-- What the exercise asks --
Only lines with the string "иных" matter here; gather them from the material below.

++++ Available records

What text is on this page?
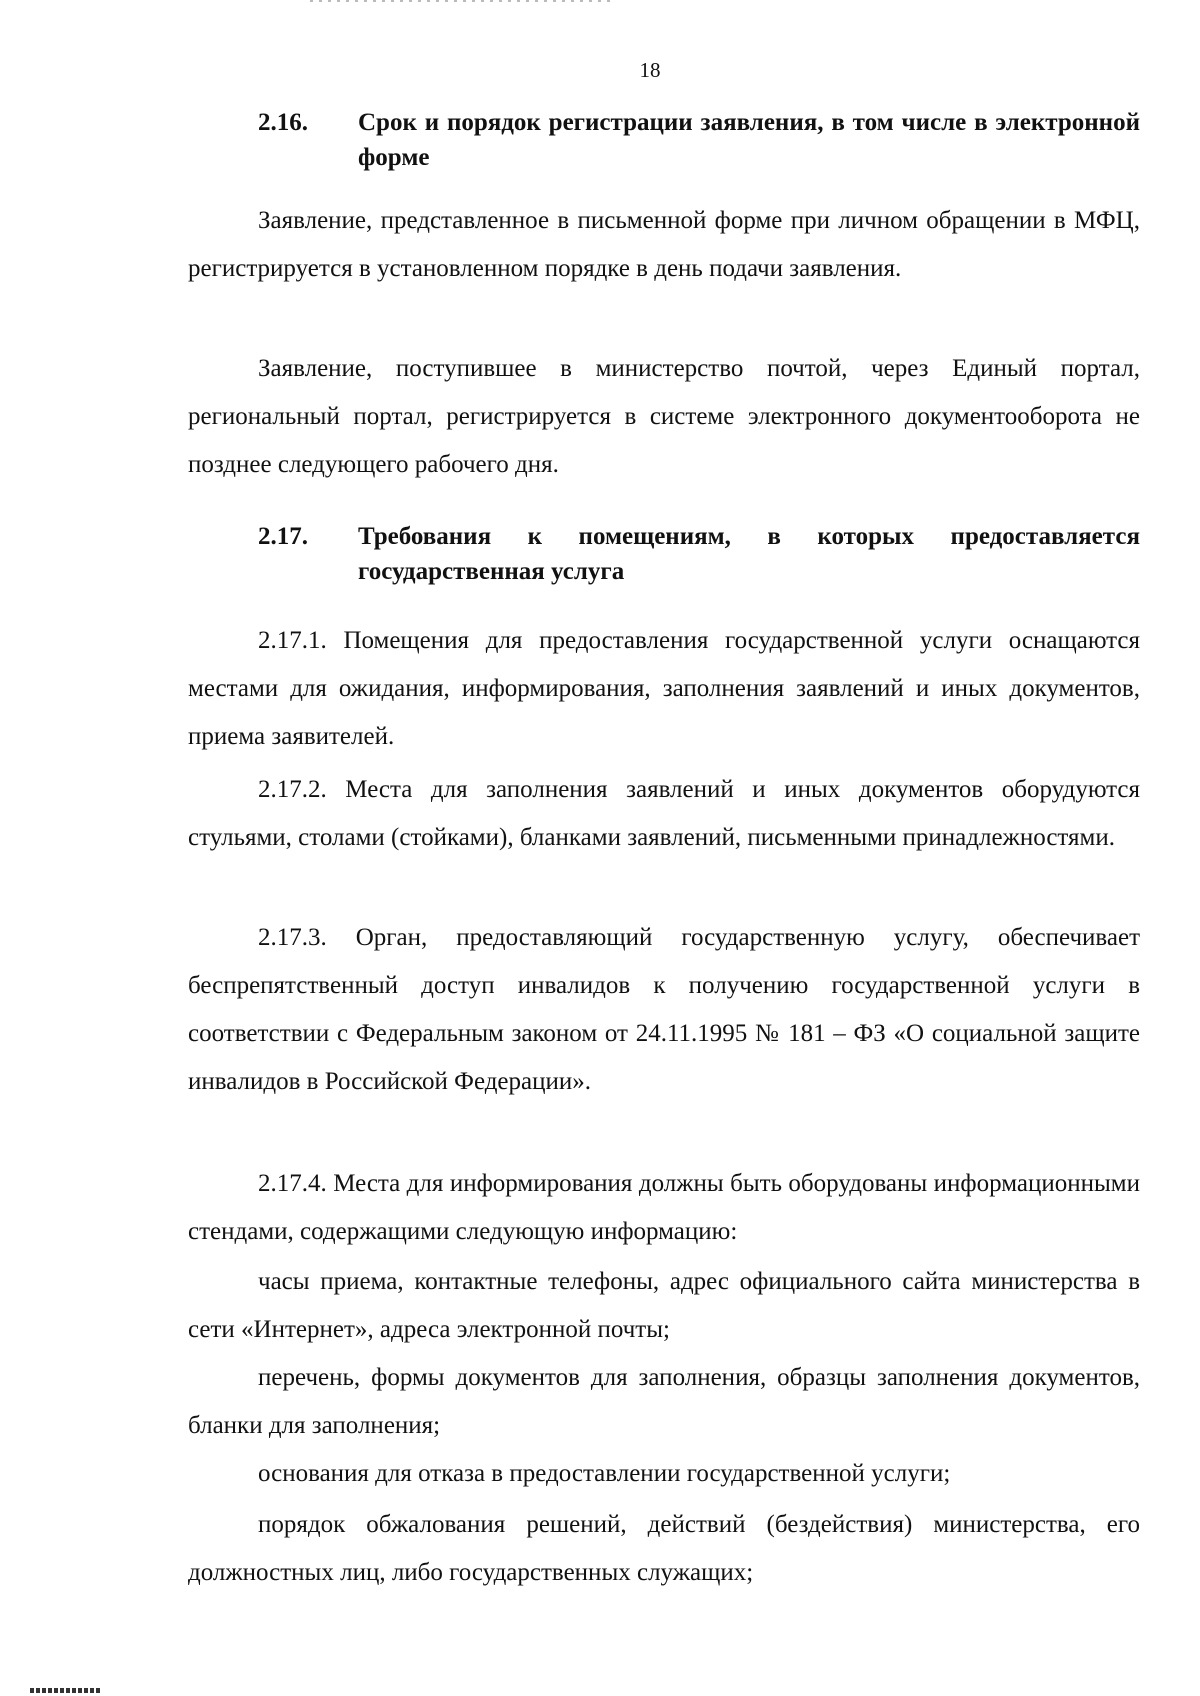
18
2.16. Срок и порядок регистрации заявления, в том числе в электронной форме

Заявление, представленное в письменной форме при личном обращении в МФЦ, регистрируется в установленном порядке в день подачи заявления.

Заявление, поступившее в министерство почтой, через Единый портал, региональный портал, регистрируется в системе электронного документооборота не позднее следующего рабочего дня.

2.17. Требования к помещениям, в которых предоставляется государственная услуга

2.17.1. Помещения для предоставления государственной услуги оснащаются местами для ожидания, информирования, заполнения заявлений и иных документов, приема заявителей.

2.17.2. Места для заполнения заявлений и иных документов оборудуются стульями, столами (стойками), бланками заявлений, письменными принадлежностями.

2.17.3. Орган, предоставляющий государственную услугу, обеспечивает беспрепятственный доступ инвалидов к получению государственной услуги в соответствии с Федеральным законом от 24.11.1995 № 181 – ФЗ «О социальной защите инвалидов в Российской Федерации».

2.17.4. Места для информирования должны быть оборудованы информационными стендами, содержащими следующую информацию:

часы приема, контактные телефоны, адрес официального сайта министерства в сети «Интернет», адреса электронной почты;

перечень, формы документов для заполнения, образцы заполнения документов, бланки для заполнения;

основания для отказа в предоставлении государственной услуги;

порядок обжалования решений, действий (бездействия) министерства, его должностных лиц, либо государственных служащих;
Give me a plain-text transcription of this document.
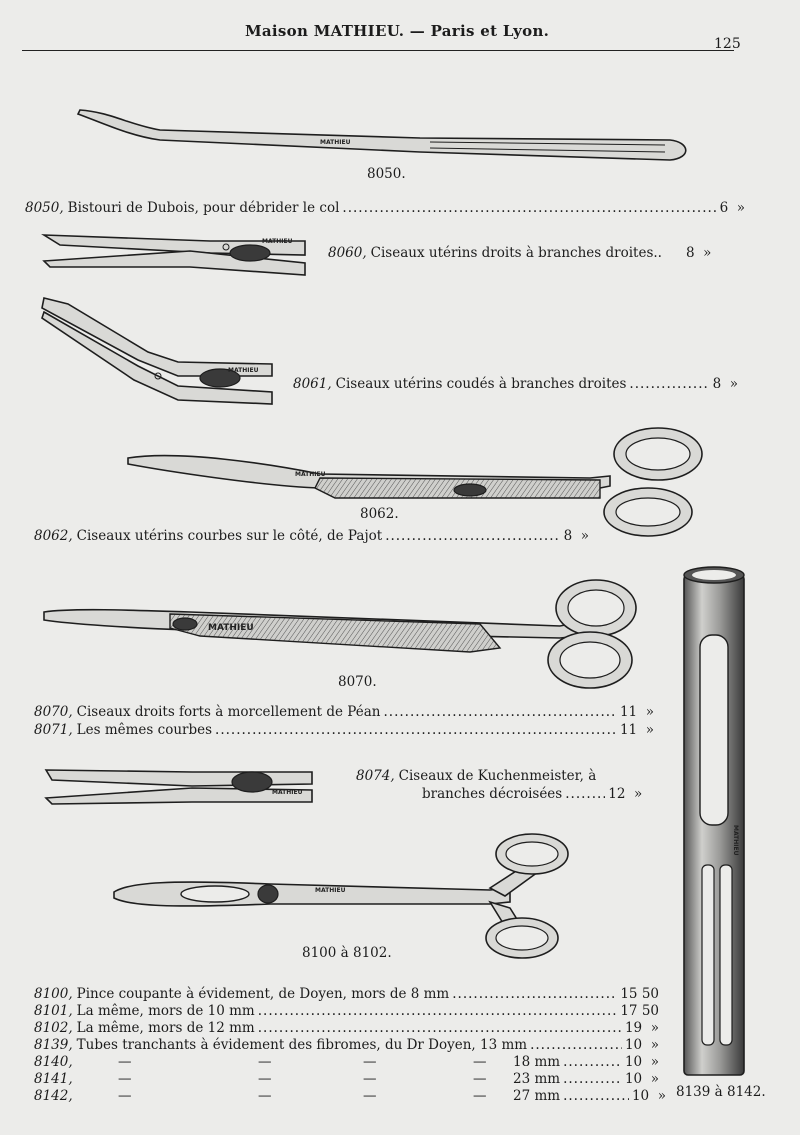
Maison MATHIEU. — Paris et Lyon.
125
MATHIEU
8050.
8050, Bistouri de Dubois, pour débrider le col .....	6  »
MATHIEU
8060, Ciseaux utérins droits à branches droites.. 8  »
MATHIEU
8061, Ciseaux utérins coudés à branches droites .....	8  »
MATHIEU
8062.
8062, Ciseaux utérins courbes sur le côté, de Pajot .....	8  »
MATHIEU
8070.
8070, Ciseaux droits forts à morcellement de Péan .....	11  »
8071, Les mêmes courbes .....	11  »
MATHIEU
8074, Ciseaux de Kuchenmeister, à
branches décroisées .....	12  »
MATHIEU
8100 à 8102.
MATHIEU
8139 à 8142.
8100, Pince coupante à évidement, de Doyen, mors de 8 mm .....	15 50
8101, La même, mors de 10 mm .....	17 50
8102, La même, mors de 12 mm .....	19  »
8139, Tubes tranchants à évidement des fibromes, du Dr Doyen, 13 mm .....	10  »
8140,	—	—	—	—	18 mm .....	10  »
8141,	—	—	—	—	23 mm .....	10  »
8142,	—	—	—	—	27 mm .....	10  »
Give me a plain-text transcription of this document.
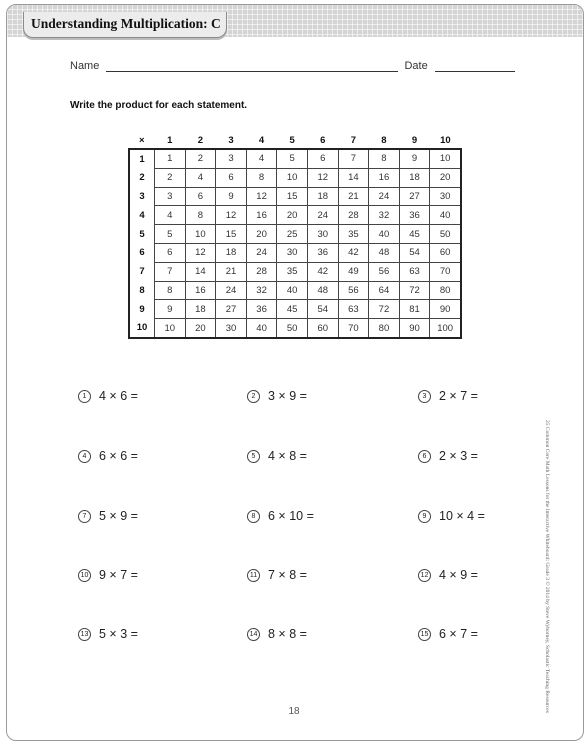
Understanding Multiplication: C
Name	Date
Write the product for each statement.
×	1	2	3	4	5	6	7	8	9	10
1	1	2	3	4	5	6	7	8	9	10
2	2	4	6	8	10	12	14	16	18	20
3	3	6	9	12	15	18	21	24	27	30
4	4	8	12	16	20	24	28	32	36	40
5	5	10	15	20	25	30	35	40	45	50
6	6	12	18	24	30	36	42	48	54	60
7	7	14	21	28	35	42	49	56	63	70
8	8	16	24	32	40	48	56	64	72	80
9	9	18	27	36	45	54	63	72	81	90
10	10	20	30	40	50	60	70	80	90	100
1	4 × 6 =	2	3 × 9 =	3	2 × 7 =
4	6 × 6 =	5	4 × 8 =	6	2 × 3 =
7	5 × 9 =	8	6 × 10 =	9	10 × 4 =
10 9 × 7 =	11 7 × 8 =	12 4 × 9 =
13 5 × 3 =	14 8 × 8 =	15 6 × 7 =	25 Common Core Math Lessons for the Interactive Whiteboard: Grade 3 © 2014 by Steve Wyborney, Scholastic Teaching Resources
18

++++++++

-- Completed exercise --
2.17.1. Помещения для предоставления государственной услуги оснащаются местами для ожидания, информирования, заполнения заявлений и иных документов, приема заявителей.
2.17.2. Места для заполнения заявлений и иных документов оборудуются стульями, столами (стойками), бланками заявлений, письменными принадлежностями.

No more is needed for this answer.